▶ **Exercise instructions**
Return each line of the data below verbatim; pictures are to be left out.

Stored data entries:
....
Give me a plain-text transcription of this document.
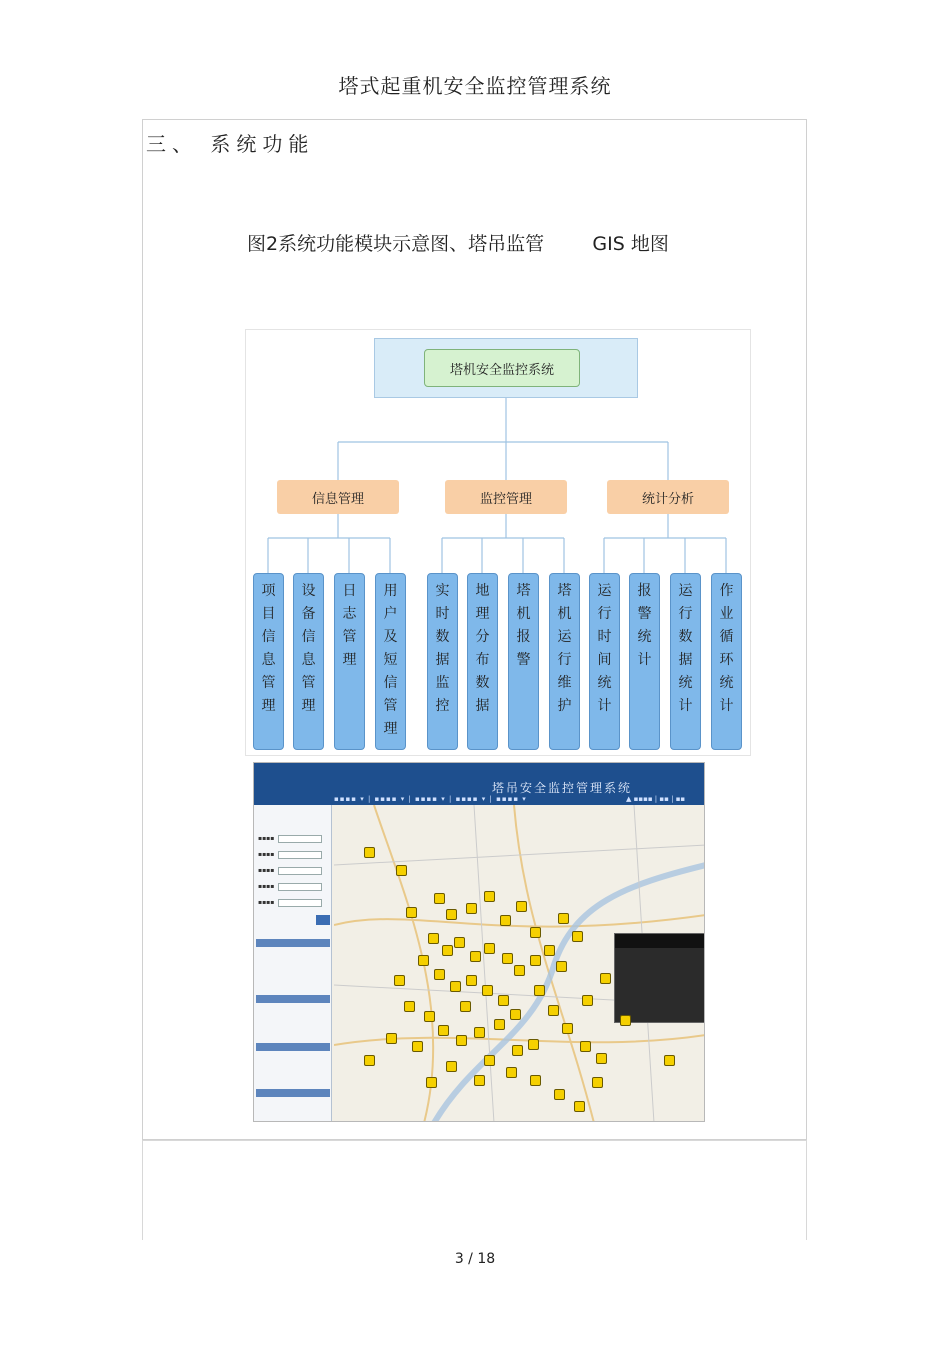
塔式起重机安全监控管理系统
三、 系统功能
图2系统功能模块示意图、塔吊监管        GIS 地图
塔机安全监控系统
信息管理	监控管理	统计分析
项
目
信
息
管
理
设
备
信
息
管
理
日
志
管
理
用
户
及
短
信
管
理
实
时
数
据
监
控
地
理
分
布
数
据
塔
机
报
警
塔
机
运
行
维
护
运
行
时
间
统
计
报
警
统
计
运
行
数
据
统
计
作
业
循
环
统
计
塔吊安全监控管理系统
▪▪▪▪ ▾ | ▪▪▪▪ ▾ | ▪▪▪▪ ▾ | ▪▪▪▪ ▾ | ▪▪▪▪ ▾	▲ ▪▪▪▪ | ▪▪ | ▪▪
▪▪▪▪
▪▪▪▪
▪▪▪▪
▪▪▪▪
▪▪▪▪
3 / 18
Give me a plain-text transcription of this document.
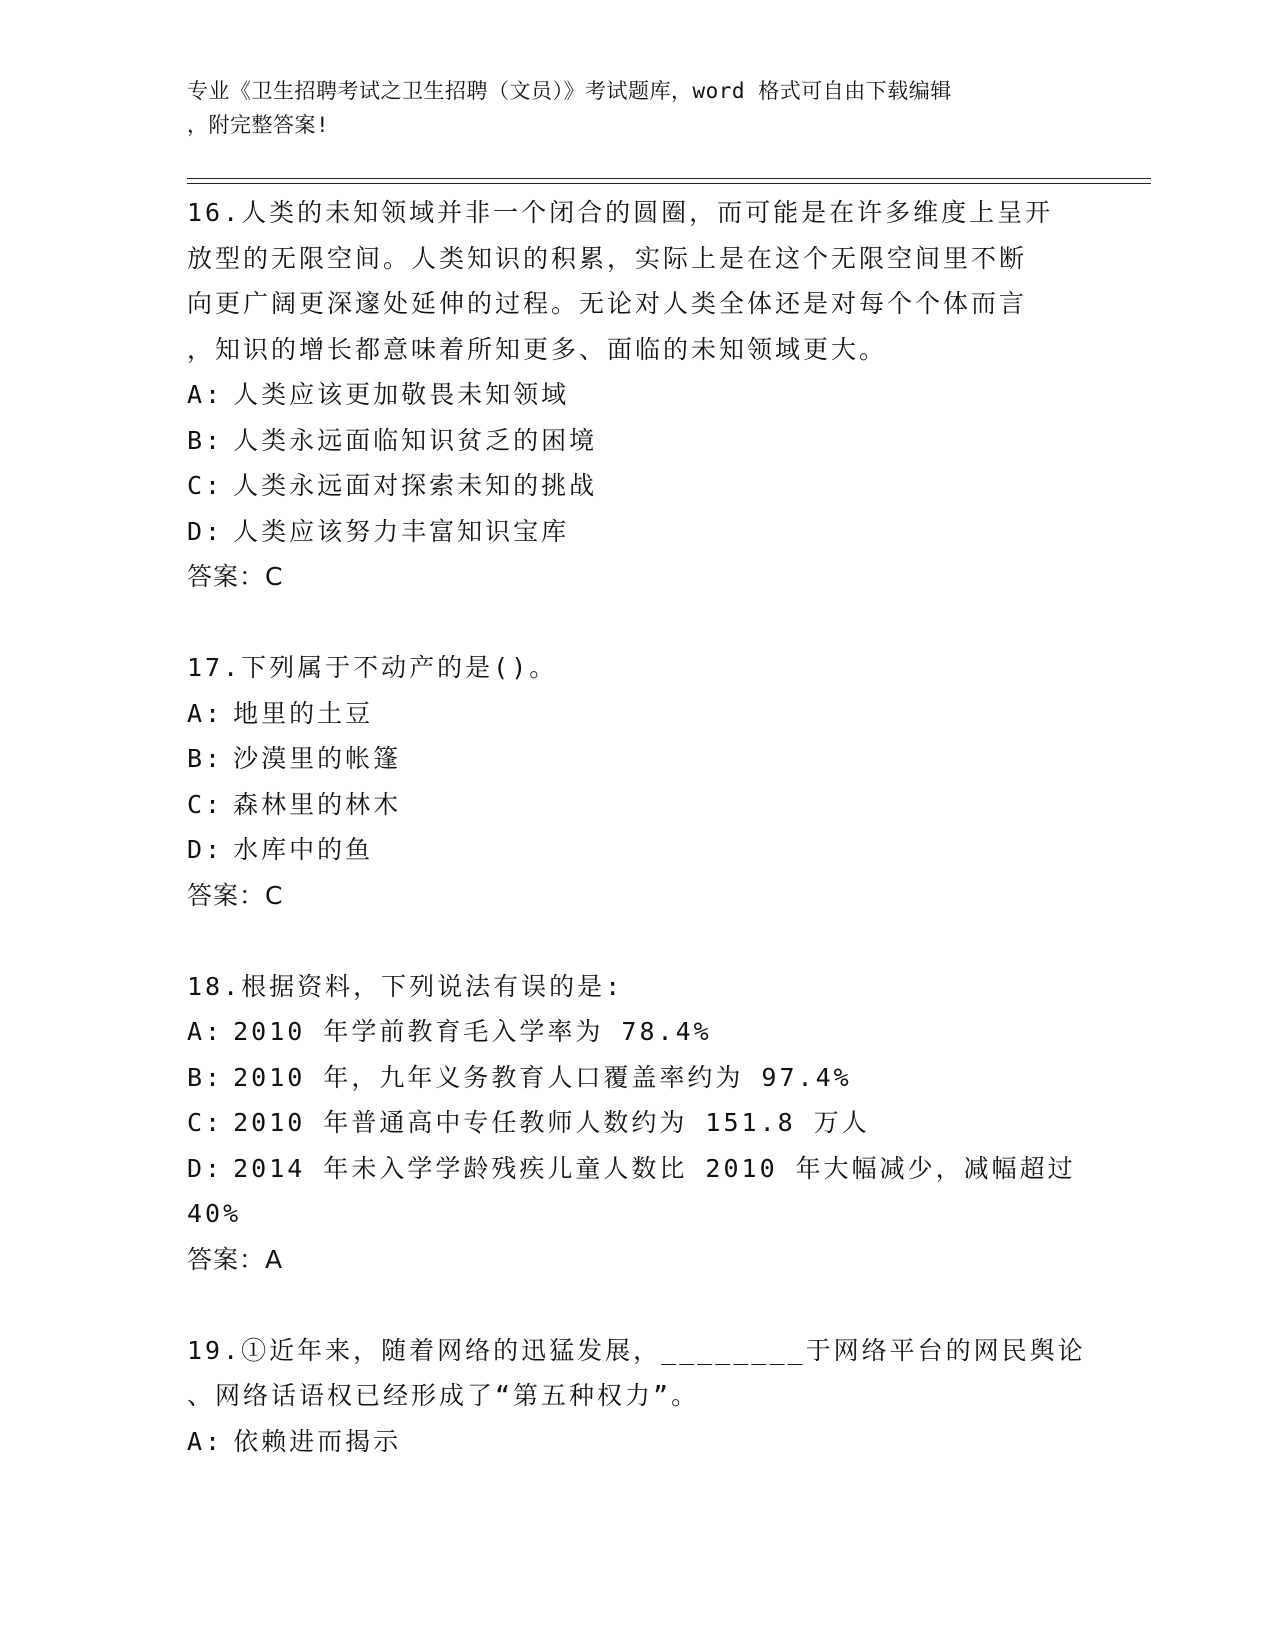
专业《卫生招聘考试之卫生招聘（文员）》考试题库，word 格式可自由下载编辑
，附完整答案!
16.人类的未知领域并非一个闭合的圆圈，而可能是在许多维度上呈开
放型的无限空间。人类知识的积累，实际上是在这个无限空间里不断
向更广阔更深邃处延伸的过程。无论对人类全体还是对每个个体而言
，知识的增长都意味着所知更多、面临的未知领域更大。
A: 人类应该更加敬畏未知领域
B: 人类永远面临知识贫乏的困境
C: 人类永远面对探索未知的挑战
D: 人类应该努力丰富知识宝库
答案：C
17.下列属于不动产的是()。
A: 地里的土豆
B: 沙漠里的帐篷
C: 森林里的林木
D: 水库中的鱼
答案：C
18.根据资料，下列说法有误的是:
A: 2010 年学前教育毛入学率为 78.4%
B: 2010 年，九年义务教育人口覆盖率约为 97.4%
C: 2010 年普通高中专任教师人数约为 151.8 万人
D: 2014 年未入学学龄残疾儿童人数比 2010 年大幅减少，减幅超过
40%
答案：A
19.①近年来，随着网络的迅猛发展，________于网络平台的网民舆论
、网络话语权已经形成了“第五种权力”。
A: 依赖进而揭示
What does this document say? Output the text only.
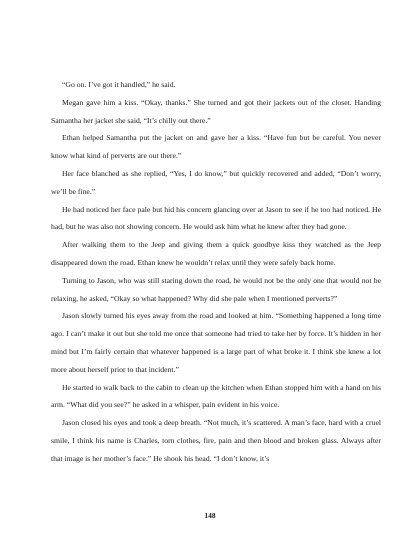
“Go on. I’ve got it handled,” he said.

Megan gave him a kiss. “Okay, thanks.” She turned and got their jackets out of the closet. Handing Samantha her jacket she said, “It’s chilly out there.”

Ethan helped Samantha put the jacket on and gave her a kiss. “Have fun but be careful. You never know what kind of perverts are out there.”

Her face blanched as she replied, “Yes, I do know,” but quickly recovered and added, “Don’t worry, we’ll be fine.”

He had noticed her face pale but hid his concern glancing over at Jason to see if he too had noticed. He had, but he was also not showing concern. He would ask him what he knew after they had gone.

After walking them to the Jeep and giving them a quick goodbye kiss they watched as the Jeep disappeared down the road. Ethan knew he wouldn’t relax until they were safely back home.

Turning to Jason, who was still staring down the road, he would not be the only one that would not be relaxing, he asked, “Okay so what happened? Why did she pale when I mentioned perverts?”

Jason slowly turned his eyes away from the road and looked at him. “Something happened a long time ago. I can’t make it out but she told me once that someone had tried to take her by force. It’s hidden in her mind but I’m fairly certain that whatever happened is a large part of what broke it. I think she knew a lot more about herself prior to that incident.”

He started to walk back to the cabin to clean up the kitchen when Ethan stopped him with a hand on his arm. “What did you see?” he asked in a whisper, pain evident in his voice.

Jason closed his eyes and took a deep breath. “Not much, it’s scattered. A man’s face, hard with a cruel smile, I think his name is Charles, torn clothes, fire, pain and then blood and broken glass. Always after that image is her mother’s face.” He shook his head. “I don’t know, it’s

148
....
▶ **Output of the exercise**
Give me a plain-text transcription of this document.
塔式起重机安全监控管理系统
三、 系统功能
图2系统功能模块示意图、塔吊监管        GIS 地图
塔机安全监控系统
信息管理	监控管理	统计分析
项
目
信
息
管
理
设
备
信
息
管
理
日
志
管
理
用
户
及
短
信
管
理
实
时
数
据
监
控
地
理
分
布
数
据
塔
机
报
警
塔
机
运
行
维
护
运
行
时
间
统
计
报
警
统
计
运
行
数
据
统
计
作
业
循
环
统
计
塔吊安全监控管理系统
▪▪▪▪ ▾ | ▪▪▪▪ ▾ | ▪▪▪▪ ▾ | ▪▪▪▪ ▾ | ▪▪▪▪ ▾	▲ ▪▪▪▪ | ▪▪ | ▪▪
▪▪▪▪
▪▪▪▪
▪▪▪▪
▪▪▪▪
▪▪▪▪
3 / 18
Give me a plain-text transcription of this document.
专业《卫生招聘考试之卫生招聘（文员）》考试题库，word 格式可自由下载编辑
，附完整答案!
16.人类的未知领域并非一个闭合的圆圈，而可能是在许多维度上呈开
放型的无限空间。人类知识的积累，实际上是在这个无限空间里不断
向更广阔更深邃处延伸的过程。无论对人类全体还是对每个个体而言
，知识的增长都意味着所知更多、面临的未知领域更大。
A: 人类应该更加敬畏未知领域
B: 人类永远面临知识贫乏的困境
C: 人类永远面对探索未知的挑战
D: 人类应该努力丰富知识宝库
答案：C
17.下列属于不动产的是()。
A: 地里的土豆
B: 沙漠里的帐篷
C: 森林里的林木
D: 水库中的鱼
答案：C
18.根据资料，下列说法有误的是:
A: 2010 年学前教育毛入学率为 78.4%
B: 2010 年，九年义务教育人口覆盖率约为 97.4%
C: 2010 年普通高中专任教师人数约为 151.8 万人
D: 2014 年未入学学龄残疾儿童人数比 2010 年大幅减少，减幅超过
40%
答案：A
19.①近年来，随着网络的迅猛发展，________于网络平台的网民舆论
、网络话语权已经形成了“第五种权力”。
A: 依赖进而揭示
What does this document say? Output the text only.
“Go on. I’ve got it handled,” he said.

Megan gave him a kiss. “Okay, thanks.” She turned and got their jackets out of the closet. Handing Samantha her jacket she said, “It’s chilly out there.”

Ethan helped Samantha put the jacket on and gave her a kiss. “Have fun but be careful. You never know what kind of perverts are out there.”

Her face blanched as she replied, “Yes, I do know,” but quickly recovered and added, “Don’t worry, we’ll be fine.”

He had noticed her face pale but hid his concern glancing over at Jason to see if he too had noticed. He had, but he was also not showing concern. He would ask him what he knew after they had gone.

After walking them to the Jeep and giving them a quick goodbye kiss they watched as the Jeep disappeared down the road. Ethan knew he wouldn’t relax until they were safely back home.

Turning to Jason, who was still staring down the road, he would not be the only one that would not be relaxing, he asked, “Okay so what happened? Why did she pale when I mentioned perverts?”

Jason slowly turned his eyes away from the road and looked at him. “Something happened a long time ago. I can’t make it out but she told me once that someone had tried to take her by force. It’s hidden in her mind but I’m fairly certain that whatever happened is a large part of what broke it. I think she knew a lot more about herself prior to that incident.”

He started to walk back to the cabin to clean up the kitchen when Ethan stopped him with a hand on his arm. “What did you see?” he asked in a whisper, pain evident in his voice.

Jason closed his eyes and took a deep breath. “Not much, it’s scattered. A man’s face, hard with a cruel smile, I think his name is Charles, torn clothes, fire, pain and then blood and broken glass. Always after that image is her mother’s face.” He shook his head. “I don’t know, it’s

148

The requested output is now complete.